= Aim =
Output each entry that follows exactly. Images stay out.

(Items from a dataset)
________________________

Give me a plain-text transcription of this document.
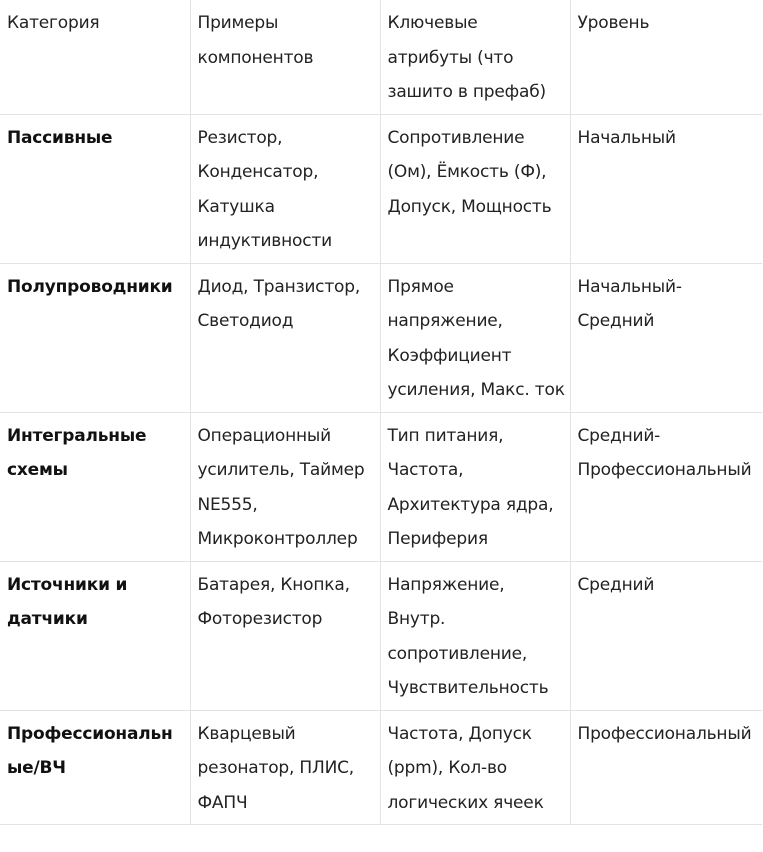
Категория	Примеры компонентов	Ключевые атрибуты (что зашито в префаб)	Уровень
Пассивные	Резистор, Конденсатор, Катушка индуктивности	Сопротивление (Ом), Ёмкость (Ф), Допуск, Мощность	Начальный
Полупроводники	Диод, Транзистор, Светодиод	Прямое напряжение, Коэффициент усиления, Макс. ток	Начальный-Средний
Интегральные схемы	Операционный усилитель, Таймер NE555, Микроконтроллер	Тип питания, Частота, Архитектура ядра, Периферия	Средний-Профессиональный
Источники и датчики	Батарея, Кнопка, Фоторезистор	Напряжение, Внутр. сопротивление, Чувствительность	Средний
Профессиональные/ВЧ	Кварцевый резонатор, ПЛИС, ФАПЧ	Частота, Допуск (ppm), Кол-во логических ячеек	Профессиональный
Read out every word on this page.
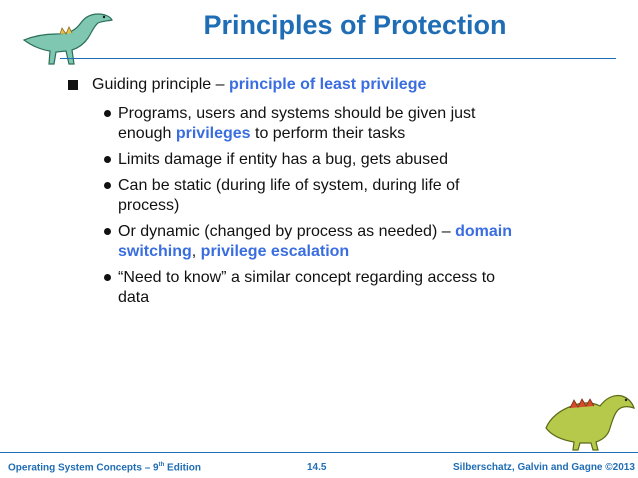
Principles of Protection
Guiding principle – principle of least privilege
Programs, users and systems should be given just
enough privileges to perform their tasks
Limits damage if entity has a bug, gets abused
Can be static (during life of system, during life of
process)
Or dynamic (changed by process as needed) – domain
switching, privilege escalation
“Need to know” a similar concept regarding access to
data
Operating System Concepts – 9th Edition	14.5	Silberschatz, Galvin and Gagne ©2013
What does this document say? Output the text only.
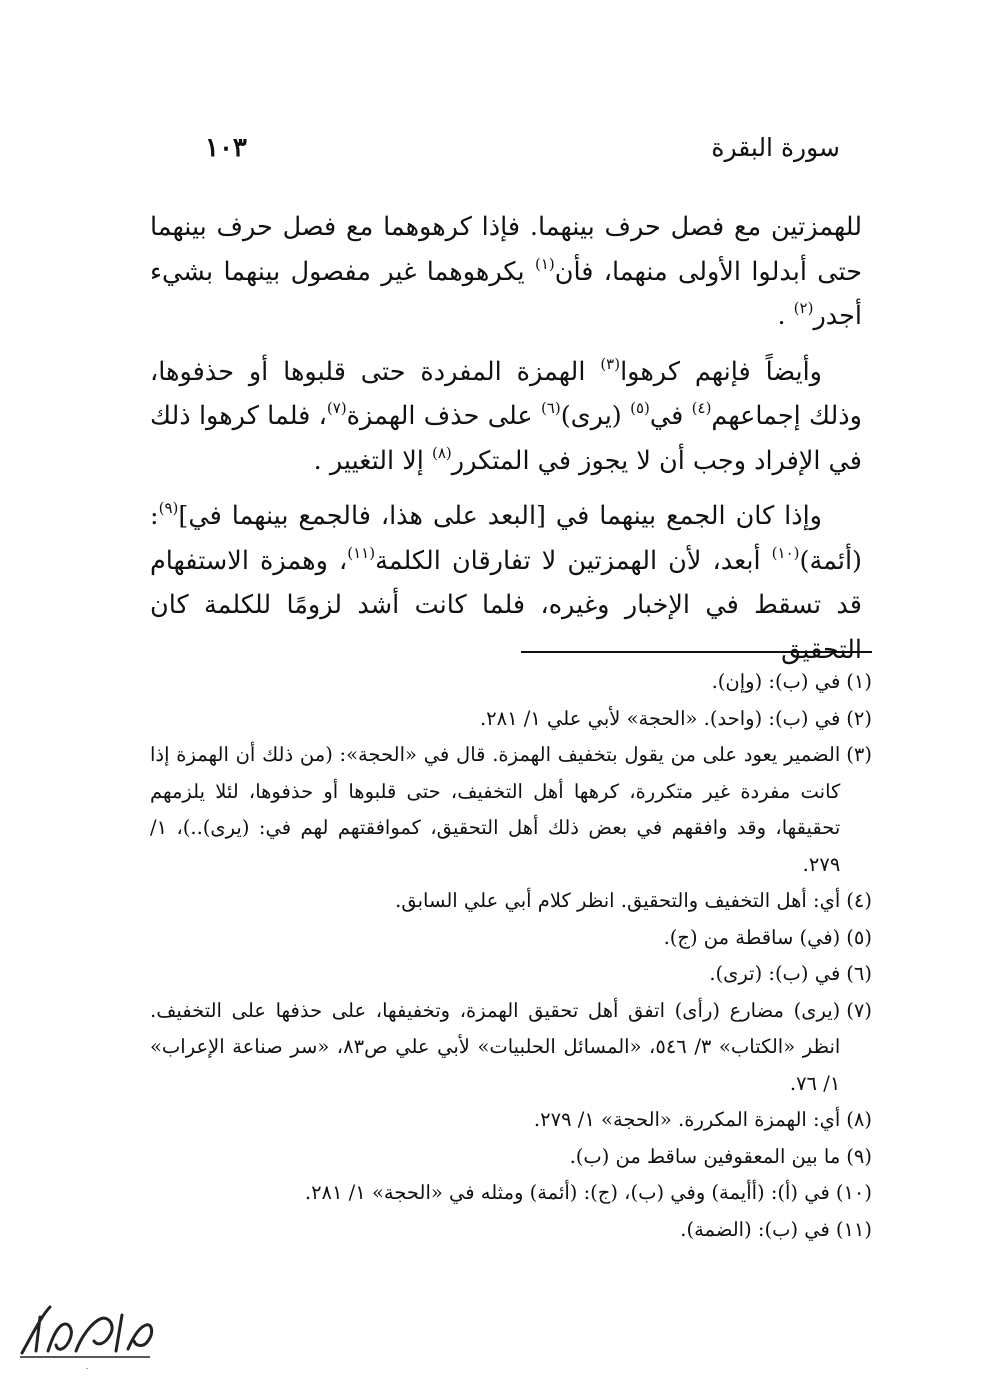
سورة البقرة
١٠٣

للهمزتين مع فصل حرف بينهما. فإذا كرهوهما مع فصل حرف بينهما حتى أبدلوا الأولى منهما، فأن$^{(١)}$ يكرهوهما غير مفصول بينهما بشيء أجدر$^{(٢)}$ .

وأيضاً فإنهم كرهوا$^{(٣)}$ الهمزة المفردة حتى قلبوها أو حذفوها، وذلك إجماعهم$^{(٤)}$ في$^{(٥)}$ (يرى)$^{(٦)}$ على حذف الهمزة$^{(٧)}$، فلما كرهوا ذلك في الإفراد وجب أن لا يجوز في المتكرر$^{(٨)}$ إلا التغيير .

وإذا كان الجمع بينهما في [البعد على هذا، فالجمع بينهما في]$^{(٩)}$: (أئمة)$^{(١٠)}$ أبعد، لأن الهمزتين لا تفارقان الكلمة$^{(١١)}$، وهمزة الاستفهام قد تسقط في الإخبار وغيره، فلما كانت أشد لزومًا للكلمة كان التحقيق

(١)
في (ب): (وإن).
(٢)
في (ب): (واحد). «الحجة» لأبي علي ١/ ٢٨١.
(٣)
الضمير يعود على من يقول بتخفيف الهمزة. قال في «الحجة»: (من ذلك أن الهمزة إذا كانت مفردة غير متكررة، كرهها أهل التخفيف، حتى قلبوها أو حذفوها، لئلا يلزمهم تحقيقها، وقد وافقهم في بعض ذلك أهل التحقيق، كموافقتهم لهم في: (يرى)..)، ١/ ٢٧٩.
(٤)
أي: أهل التخفيف والتحقيق. انظر كلام أبي علي السابق.
(٥)
(في) ساقطة من (ج).
(٦)
في (ب): (ترى).
(٧)
(يرى) مضارع (رأى) اتفق أهل تحقيق الهمزة، وتخفيفها، على حذفها على التخفيف. انظر «الكتاب» ٣/ ٥٤٦، «المسائل الحلبيات» لأبي علي ص٨٣، «سر صناعة الإعراب» ١/ ٧٦.
(٨)
أي: الهمزة المكررة. «الحجة» ١/ ٢٧٩.
(٩)
ما بين المعقوفين ساقط من (ب).
(١٠)
في (أ): (أأيمة) وفي (ب)، (ج): (أئمة) ومثله في «الحجة» ١/ ٢٨١.
(١١)
في (ب): (الضمة).
.
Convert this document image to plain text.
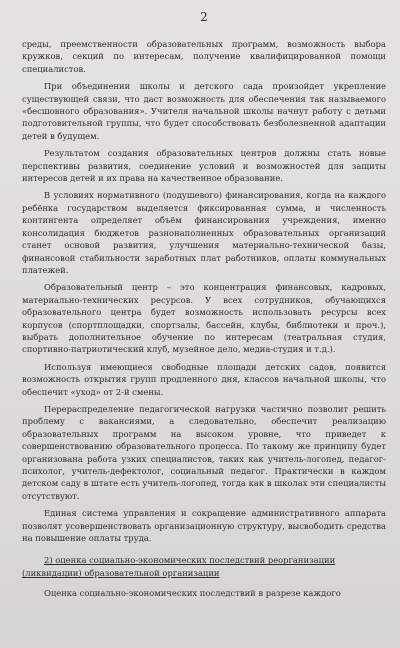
2

среды, преемственности образовательных программ, возможность выбора кружков, секций по интересам, получение квалифицированной помощи специалистов.

При объединении школы и детского сада произойдет укрепление существующей связи, что даст возможность для обеспечения так называемого «бесшовного образования». Учителя начальной школы начнут работу с детьми подготовительной группы, что будет способствовать безболезненной адаптации детей в будущем.

Результатом создания образовательных центров должны стать новые перспективы развития, соединение условий и возможностей для защиты интересов детей и их права на качественное образование.

В условиях нормативного (подушевого) финансирования, когда на каждого ребёнка государством выделяется фиксированная сумма, и численность контингента определяет объём финансирования учреждения, именно консолидация бюджетов разнонаполненных образовательных организаций станет основой развития, улучшения материально-технической базы, финансовой стабильности заработных плат работников, оплаты коммунальных платежей.

Образовательный центр – это концентрация финансовых, кадровых, материально-технических ресурсов. У всех сотрудников, обучающихся образовательного центра будет возможность использовать ресурсы всех корпусов (спортплощадки, спортзалы, бассейн, клубы, библиотеки и проч.), выбрать дополнительное обучение по интересам (театральная студия, спортивно-патриотический клуб, музейное дело, медиа-студия и т.д.).

Используя имеющиеся свободные площади детских садов, появится возможность открытия групп продленного дня, классов начальной школы, что обеспечит «уход» от 2-й смены.

Перераспределение педагогической нагрузки частично позволит решить проблему с вакансиями, а следовательно, обеспечит реализацию образовательных программ на высоком уровне, что приведет к совершенствованию образовательного процесса. По такому же принципу будет организована работа узких специалистов, таких как учитель-логопед, педагог-психолог, учитель-дефектолог, социальный педагог. Практически в каждом детском саду в штате есть учитель-логопед, тогда как в школах эти специалисты отсутствуют.

Единая система управления и сокращение административного аппарата позволят усовершенствовать организационную структуру, высвободить средства на повышение оплаты труда.

2) оценка социально-экономических последствий реорганизации (ликвидации) образовательной организации

Оценка социально-экономических последствий в разрезе каждого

________________________

= The result =
Give me a plain-text transcription of this document.
Категория	Примеры компонентов	Ключевые атрибуты (что зашито в префаб)	Уровень
Пассивные	Резистор, Конденсатор, Катушка индуктивности	Сопротивление (Ом), Ёмкость (Ф), Допуск, Мощность	Начальный
Полупроводники	Диод, Транзистор, Светодиод	Прямое напряжение, Коэффициент усиления, Макс. ток	Начальный-Средний
Интегральные схемы	Операционный усилитель, Таймер NE555, Микроконтроллер	Тип питания, Частота, Архитектура ядра, Периферия	Средний-Профессиональный
Источники и датчики	Батарея, Кнопка, Фоторезистор	Напряжение, Внутр. сопротивление, Чувствительность	Средний
Профессиональные/ВЧ	Кварцевый резонатор, ПЛИС, ФАПЧ	Частота, Допуск (ppm), Кол-во логических ячеек	Профессиональный
Read out every word on this page.
Principles of Protection
Guiding principle – principle of least privilege
Programs, users and systems should be given just
enough privileges to perform their tasks
Limits damage if entity has a bug, gets abused
Can be static (during life of system, during life of
process)
Or dynamic (changed by process as needed) – domain
switching, privilege escalation
“Need to know” a similar concept regarding access to
data
Operating System Concepts – 9th Edition	14.5	Silberschatz, Galvin and Gagne ©2013
What does this document say? Output the text only.
سورة البقرة
١٠٣

للهمزتين مع فصل حرف بينهما. فإذا كرهوهما مع فصل حرف بينهما حتى أبدلوا الأولى منهما، فأن$^{(١)}$ يكرهوهما غير مفصول بينهما بشيء أجدر$^{(٢)}$ .

وأيضاً فإنهم كرهوا$^{(٣)}$ الهمزة المفردة حتى قلبوها أو حذفوها، وذلك إجماعهم$^{(٤)}$ في$^{(٥)}$ (يرى)$^{(٦)}$ على حذف الهمزة$^{(٧)}$، فلما كرهوا ذلك في الإفراد وجب أن لا يجوز في المتكرر$^{(٨)}$ إلا التغيير .

وإذا كان الجمع بينهما في [البعد على هذا، فالجمع بينهما في]$^{(٩)}$: (أئمة)$^{(١٠)}$ أبعد، لأن الهمزتين لا تفارقان الكلمة$^{(١١)}$، وهمزة الاستفهام قد تسقط في الإخبار وغيره، فلما كانت أشد لزومًا للكلمة كان التحقيق

(١)
في (ب): (وإن).
(٢)
في (ب): (واحد). «الحجة» لأبي علي ١/ ٢٨١.
(٣)
الضمير يعود على من يقول بتخفيف الهمزة. قال في «الحجة»: (من ذلك أن الهمزة إذا كانت مفردة غير متكررة، كرهها أهل التخفيف، حتى قلبوها أو حذفوها، لئلا يلزمهم تحقيقها، وقد وافقهم في بعض ذلك أهل التحقيق، كموافقتهم لهم في: (يرى)..)، ١/ ٢٧٩.
(٤)
أي: أهل التخفيف والتحقيق. انظر كلام أبي علي السابق.
(٥)
(في) ساقطة من (ج).
(٦)
في (ب): (ترى).
(٧)
(يرى) مضارع (رأى) اتفق أهل تحقيق الهمزة، وتخفيفها، على حذفها على التخفيف. انظر «الكتاب» ٣/ ٥٤٦، «المسائل الحلبيات» لأبي علي ص٨٣، «سر صناعة الإعراب» ١/ ٧٦.
(٨)
أي: الهمزة المكررة. «الحجة» ١/ ٢٧٩.
(٩)
ما بين المعقوفين ساقط من (ب).
(١٠)
في (أ): (أأيمة) وفي (ب)، (ج): (أئمة) ومثله في «الحجة» ١/ ٢٨١.
(١١)
في (ب): (الضمة).
.
Convert this document image to plain text.
2

среды, преемственности образовательных программ, возможность выбора кружков, секций по интересам, получение квалифицированной помощи специалистов.

При объединении школы и детского сада произойдет укрепление существующей связи, что даст возможность для обеспечения так называемого «бесшовного образования». Учителя начальной школы начнут работу с детьми подготовительной группы, что будет способствовать безболезненной адаптации детей в будущем.

Результатом создания образовательных центров должны стать новые перспективы развития, соединение условий и возможностей для защиты интересов детей и их права на качественное образование.

В условиях нормативного (подушевого) финансирования, когда на каждого ребёнка государством выделяется фиксированная сумма, и численность контингента определяет объём финансирования учреждения, именно консолидация бюджетов разнонаполненных образовательных организаций станет основой развития, улучшения материально-технической базы, финансовой стабильности заработных плат работников, оплаты коммунальных платежей.

Образовательный центр – это концентрация финансовых, кадровых, материально-технических ресурсов. У всех сотрудников, обучающихся образовательного центра будет возможность использовать ресурсы всех корпусов (спортплощадки, спортзалы, бассейн, клубы, библиотеки и проч.), выбрать дополнительное обучение по интересам (театральная студия, спортивно-патриотический клуб, музейное дело, медиа-студия и т.д.).

Используя имеющиеся свободные площади детских садов, появится возможность открытия групп продленного дня, классов начальной школы, что обеспечит «уход» от 2-й смены.

Перераспределение педагогической нагрузки частично позволит решить проблему с вакансиями, а следовательно, обеспечит реализацию образовательных программ на высоком уровне, что приведет к совершенствованию образовательного процесса. По такому же принципу будет организована работа узких специалистов, таких как учитель-логопед, педагог-психолог, учитель-дефектолог, социальный педагог. Практически в каждом детском саду в штате есть учитель-логопед, тогда как в школах эти специалисты отсутствуют.

Единая система управления и сокращение административного аппарата позволят усовершенствовать организационную структуру, высвободить средства на повышение оплаты труда.

2) оценка социально-экономических последствий реорганизации (ликвидации) образовательной организации

Оценка социально-экономических последствий в разрезе каждого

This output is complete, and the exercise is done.